┌──

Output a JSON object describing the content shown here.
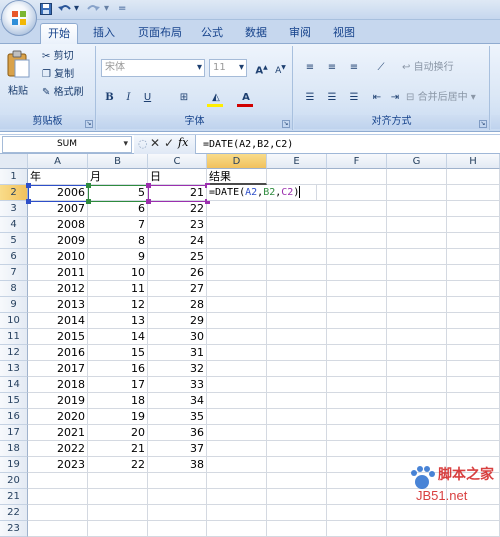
{
  "quick_access": {
    "save_icon": "save-icon",
    "undo_icon": "undo-icon",
    "redo_icon": "redo-icon",
    "customize_glyph": "="
  },
  "tabs": [
    "开始",
    "插入",
    "页面布局",
    "公式",
    "数据",
    "审阅",
    "视图"
  ],
  "active_tab": "开始",
  "ribbon": {
    "clipboard": {
      "label": "剪贴板",
      "paste": "粘贴",
      "cut": "剪切",
      "copy": "复制",
      "format_painter": "格式刷"
    },
    "font": {
      "label": "字体",
      "font_name": "宋体",
      "font_size": "11",
      "bold": "B",
      "italic": "I",
      "underline": "U",
      "grow": "A",
      "shrink": "A"
    },
    "alignment": {
      "label": "对齐方式",
      "wrap_text": "自动换行",
      "merge_center": "合并后居中"
    }
  },
  "formula_bar": {
    "name_box": "SUM",
    "cancel": "✕",
    "enter": "✓",
    "fx": "fx",
    "formula": "=DATE(A2,B2,C2)"
  },
  "columns": [
    "A",
    "B",
    "C",
    "D",
    "E",
    "F",
    "G",
    "H"
  ],
  "row_numbers": [
    "1",
    "2",
    "3",
    "4",
    "5",
    "6",
    "7",
    "8",
    "9",
    "10",
    "11",
    "12",
    "13",
    "14",
    "15",
    "16",
    "17",
    "18",
    "19",
    "20",
    "21",
    "22",
    "23"
  ],
  "headers": {
    "a": "年",
    "b": "月",
    "c": "日",
    "d": "结果"
  },
  "rows": [
    {
      "a": "2006",
      "b": "5",
      "c": "21"
    },
    {
      "a": "2007",
      "b": "6",
      "c": "22"
    },
    {
      "a": "2008",
      "b": "7",
      "c": "23"
    },
    {
      "a": "2009",
      "b": "8",
      "c": "24"
    },
    {
      "a": "2010",
      "b": "9",
      "c": "25"
    },
    {
      "a": "2011",
      "b": "10",
      "c": "26"
    },
    {
      "a": "2012",
      "b": "11",
      "c": "27"
    },
    {
      "a": "2013",
      "b": "12",
      "c": "28"
    },
    {
      "a": "2014",
      "b": "13",
      "c": "29"
    },
    {
      "a": "2015",
      "b": "14",
      "c": "30"
    },
    {
      "a": "2016",
      "b": "15",
      "c": "31"
    },
    {
      "a": "2017",
      "b": "16",
      "c": "32"
    },
    {
      "a": "2018",
      "b": "17",
      "c": "33"
    },
    {
      "a": "2019",
      "b": "18",
      "c": "34"
    },
    {
      "a": "2020",
      "b": "19",
      "c": "35"
    },
    {
      "a": "2021",
      "b": "20",
      "c": "36"
    },
    {
      "a": "2022",
      "b": "21",
      "c": "37"
    },
    {
      "a": "2023",
      "b": "22",
      "c": "38"
    }
  ],
  "editing_cell": {
    "prefix": "=DATE(",
    "ref_a": "A2",
    "ref_b": "B2",
    "ref_c": "C2",
    "sep": ",",
    "suffix": ")"
  },
  "watermark": {
    "line1": "脚本之家",
    "line2": "JB51.net"
  },
  "colors": {
    "ref_a": "#2e4fc9",
    "ref_b": "#2e8b3e",
    "ref_c": "#9b2fae",
    "ribbon_text": "#15428b"
  }
}
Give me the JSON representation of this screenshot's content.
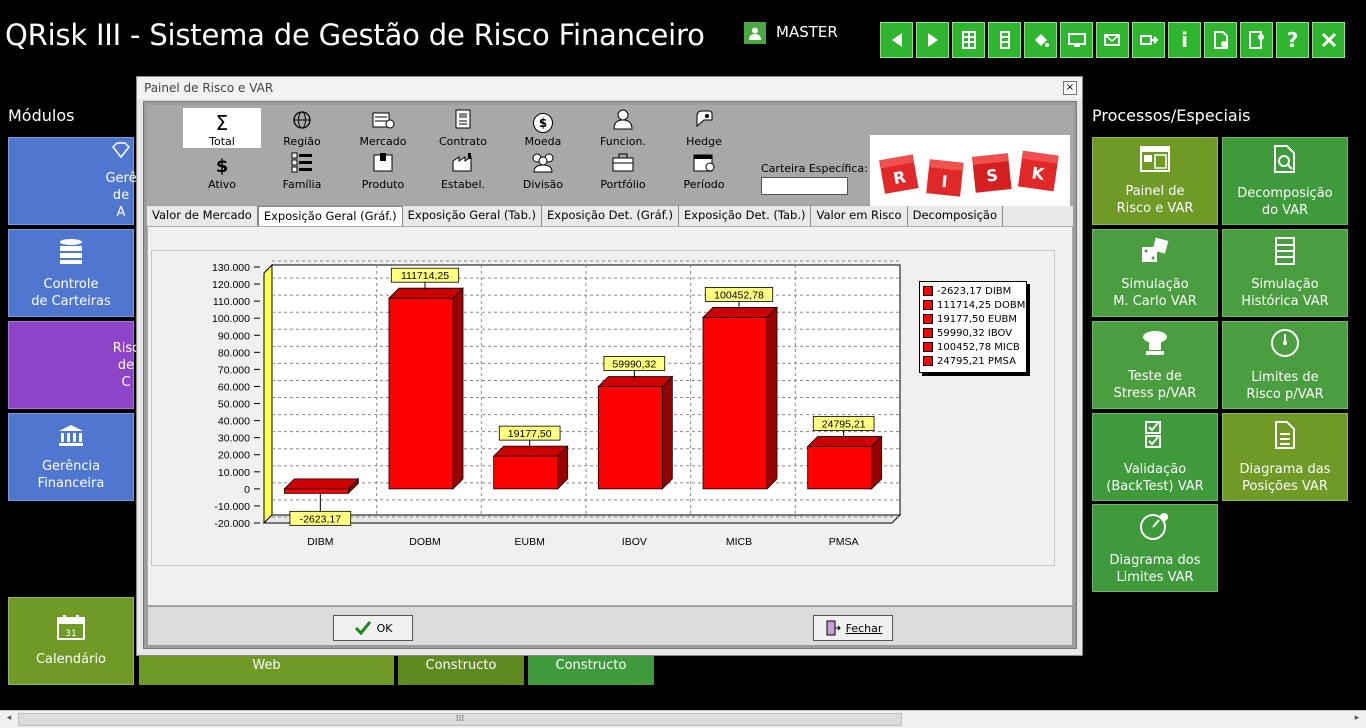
{
  "app": {
    "title": "QRisk III - Sistema de Gestão de Risco Financeiro",
    "user": "MASTER"
  },
  "topbar": {
    "icons": [
      "arrow-left-icon",
      "arrow-right-icon",
      "grid-icon",
      "column-icon",
      "paint-bucket-icon",
      "monitor-icon",
      "mail-check-icon",
      "export-icon",
      "info-icon",
      "document-settings-icon",
      "config-icon",
      "help-icon",
      "close-icon"
    ],
    "info_glyph": "i",
    "help_glyph": "?"
  },
  "sections": {
    "modulos": "Módulos",
    "processos": "Processos/Especiais"
  },
  "left_tiles": [
    {
      "label1": "Gerê",
      "label2": "de A"
    },
    {
      "label1": "Controle",
      "label2": "de Carteiras"
    },
    {
      "label1": "Risc",
      "label2": "de  C"
    },
    {
      "label1": "Gerência",
      "label2": "Financeira"
    },
    {
      "label1": "Calendário",
      "label2": ""
    }
  ],
  "right_tiles": [
    {
      "label1": "Painel de",
      "label2": "Risco e VAR"
    },
    {
      "label1": "Decomposição",
      "label2": "do VAR"
    },
    {
      "label1": "Simulação",
      "label2": "M. Carlo VAR"
    },
    {
      "label1": "Simulação",
      "label2": "Histórica VAR"
    },
    {
      "label1": "Teste de",
      "label2": "Stress p/VAR"
    },
    {
      "label1": "Limites de",
      "label2": "Risco p/VAR"
    },
    {
      "label1": "Validação",
      "label2": "(BackTest) VAR"
    },
    {
      "label1": "Diagrama das",
      "label2": "Posições VAR"
    },
    {
      "label1": "Diagrama dos",
      "label2": "Limites VAR"
    }
  ],
  "bottom_tiles": [
    "Web",
    "Constructo",
    "Constructo"
  ],
  "calendar_day": "31",
  "dialog": {
    "title": "Painel de Risco e VAR",
    "close": "×",
    "toolbar": [
      {
        "label": "Total",
        "icon": "sigma-icon",
        "glyph": "Σ"
      },
      {
        "label": "Região",
        "icon": "globe-icon"
      },
      {
        "label": "Mercado",
        "icon": "market-icon"
      },
      {
        "label": "Contrato",
        "icon": "contract-icon"
      },
      {
        "label": "Moeda",
        "icon": "coin-icon",
        "glyph": "$"
      },
      {
        "label": "Funcion.",
        "icon": "employee-icon"
      },
      {
        "label": "Hedge",
        "icon": "hedge-icon"
      },
      {
        "label": "Ativo",
        "icon": "asset-icon",
        "glyph": "$"
      },
      {
        "label": "Família",
        "icon": "list-icon"
      },
      {
        "label": "Produto",
        "icon": "product-icon"
      },
      {
        "label": "Estabel.",
        "icon": "factory-icon"
      },
      {
        "label": "Divisão",
        "icon": "group-icon"
      },
      {
        "label": "Portfólio",
        "icon": "portfolio-icon"
      },
      {
        "label": "Período",
        "icon": "calendar-icon"
      }
    ],
    "carteira_label": "Carteira Específica:",
    "carteira_value": "",
    "risk_letters": [
      "R",
      "I",
      "S",
      "K"
    ],
    "tabs": [
      "Valor de Mercado",
      "Exposição Geral (Gráf.)",
      "Exposição Geral (Tab.)",
      "Exposição Det. (Gráf.)",
      "Exposição Det. (Tab.)",
      "Valor em Risco",
      "Decomposição"
    ],
    "active_tab": 1,
    "ok_label": "OK",
    "fechar_label": "Fechar"
  },
  "chart_data": {
    "type": "bar",
    "categories": [
      "DIBM",
      "DOBM",
      "EUBM",
      "IBOV",
      "MICB",
      "PMSA"
    ],
    "values": [
      -2623.17,
      111714.25,
      19177.5,
      59990.32,
      100452.78,
      24795.21
    ],
    "value_labels": [
      "-2623,17",
      "111714,25",
      "19177,50",
      "59990,32",
      "100452,78",
      "24795,21"
    ],
    "ticks": [
      "130.000",
      "120.000",
      "110.000",
      "100.000",
      "90.000",
      "80.000",
      "70.000",
      "60.000",
      "50.000",
      "40.000",
      "30.000",
      "20.000",
      "10.000",
      "0",
      "-10.000",
      "-20.000"
    ],
    "legend": [
      "-2623,17 DIBM",
      "111714,25 DOBM",
      "19177,50 EUBM",
      "59990,32 IBOV",
      "100452,78 MICB",
      "24795,21 PMSA"
    ],
    "ylim": [
      -20000,
      130000
    ],
    "grid": true,
    "legend_position": "right",
    "bar_color": "#ff0000",
    "bar_side_color": "#990000",
    "label_bg": "#ffff80"
  }
}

└──

What is expected:
Return only the number of lines in the entries that contain the string "Limites".

Solution for this task:
2